Dataset entries
◆ ◆ ◆ ◆

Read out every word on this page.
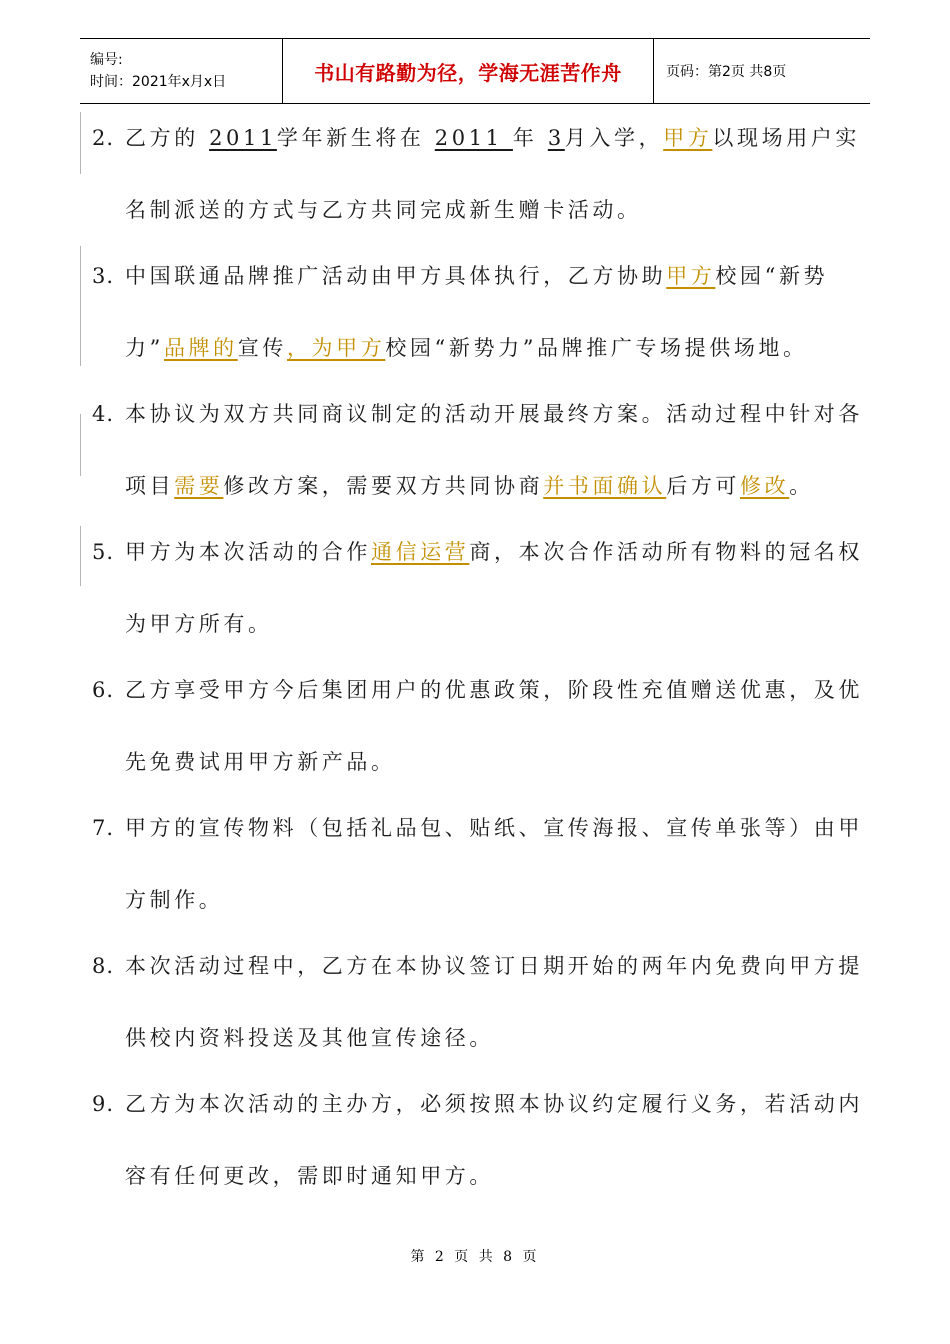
编号:
时间：2021年x月x日	书山有路勤为径，学海无涯苦作舟	页码：第2页 共8页
2. 乙方的 2011学年新生将在 2011 年 3月入学，甲方以现场用户实
名制派送的方式与乙方共同完成新生赠卡活动。
3. 中国联通品牌推广活动由甲方具体执行，乙方协助甲方校园“新势
力”品牌的宣传，为甲方校园“新势力”品牌推广专场提供场地。
4. 本协议为双方共同商议制定的活动开展最终方案。活动过程中针对各
项目需要修改方案，需要双方共同协商并书面确认后方可修改。
5. 甲方为本次活动的合作通信运营商，本次合作活动所有物料的冠名权
为甲方所有。
6. 乙方享受甲方今后集团用户的优惠政策，阶段性充值赠送优惠，及优
先免费试用甲方新产品。
7. 甲方的宣传物料（包括礼品包、贴纸、宣传海报、宣传单张等）由甲
方制作。
8. 本次活动过程中，乙方在本协议签订日期开始的两年内免费向甲方提
供校内资料投送及其他宣传途径。
9. 乙方为本次活动的主办方，必须按照本协议约定履行义务，若活动内
容有任何更改，需即时通知甲方。
第 2 页 共 8 页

◆ ◆ ◆ ◆

The exercise
Quote all of the entries word for word, omitting any pictures.

Problem solution
Read out every word on this page.
编号:
时间：2021年x月x日	书山有路勤为径，学海无涯苦作舟	页码：第2页 共8页
2. 乙方的 2011学年新生将在 2011 年 3月入学，甲方以现场用户实
名制派送的方式与乙方共同完成新生赠卡活动。
3. 中国联通品牌推广活动由甲方具体执行，乙方协助甲方校园“新势
力”品牌的宣传，为甲方校园“新势力”品牌推广专场提供场地。
4. 本协议为双方共同商议制定的活动开展最终方案。活动过程中针对各
项目需要修改方案，需要双方共同协商并书面确认后方可修改。
5. 甲方为本次活动的合作通信运营商，本次合作活动所有物料的冠名权
为甲方所有。
6. 乙方享受甲方今后集团用户的优惠政策，阶段性充值赠送优惠，及优
先免费试用甲方新产品。
7. 甲方的宣传物料（包括礼品包、贴纸、宣传海报、宣传单张等）由甲
方制作。
8. 本次活动过程中，乙方在本协议签订日期开始的两年内免费向甲方提
供校内资料投送及其他宣传途径。
9. 乙方为本次活动的主办方，必须按照本协议约定履行义务，若活动内
容有任何更改，需即时通知甲方。
第 2 页 共 8 页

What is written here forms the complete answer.